> [Instructions for the task]: Extract every line that contains the string "fueron".

★ ★ ★ ★ ★ ★ ★

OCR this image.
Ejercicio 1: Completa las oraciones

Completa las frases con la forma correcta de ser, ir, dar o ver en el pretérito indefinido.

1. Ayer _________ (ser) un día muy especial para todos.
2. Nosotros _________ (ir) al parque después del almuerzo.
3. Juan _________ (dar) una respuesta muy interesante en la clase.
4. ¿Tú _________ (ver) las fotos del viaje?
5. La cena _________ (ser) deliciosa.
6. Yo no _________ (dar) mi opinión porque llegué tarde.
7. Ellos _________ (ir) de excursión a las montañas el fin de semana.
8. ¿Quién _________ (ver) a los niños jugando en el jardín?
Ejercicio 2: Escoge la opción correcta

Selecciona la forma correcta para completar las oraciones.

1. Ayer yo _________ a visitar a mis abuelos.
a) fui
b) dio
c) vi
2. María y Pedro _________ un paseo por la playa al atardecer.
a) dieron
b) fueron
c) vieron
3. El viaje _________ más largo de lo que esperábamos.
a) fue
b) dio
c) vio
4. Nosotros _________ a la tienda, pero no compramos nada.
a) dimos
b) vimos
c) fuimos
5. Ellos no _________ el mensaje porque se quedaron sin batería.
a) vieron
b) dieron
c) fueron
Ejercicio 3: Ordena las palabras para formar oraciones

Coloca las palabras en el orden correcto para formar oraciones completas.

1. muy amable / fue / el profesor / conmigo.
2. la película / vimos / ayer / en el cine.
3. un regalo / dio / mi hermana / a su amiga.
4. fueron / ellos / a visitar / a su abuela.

★ ★ ★ ★ ★ ★ ★

> [Right answer]:
b) fueron
c) fueron
4. fueron / ellos / a visitar / a su abuela.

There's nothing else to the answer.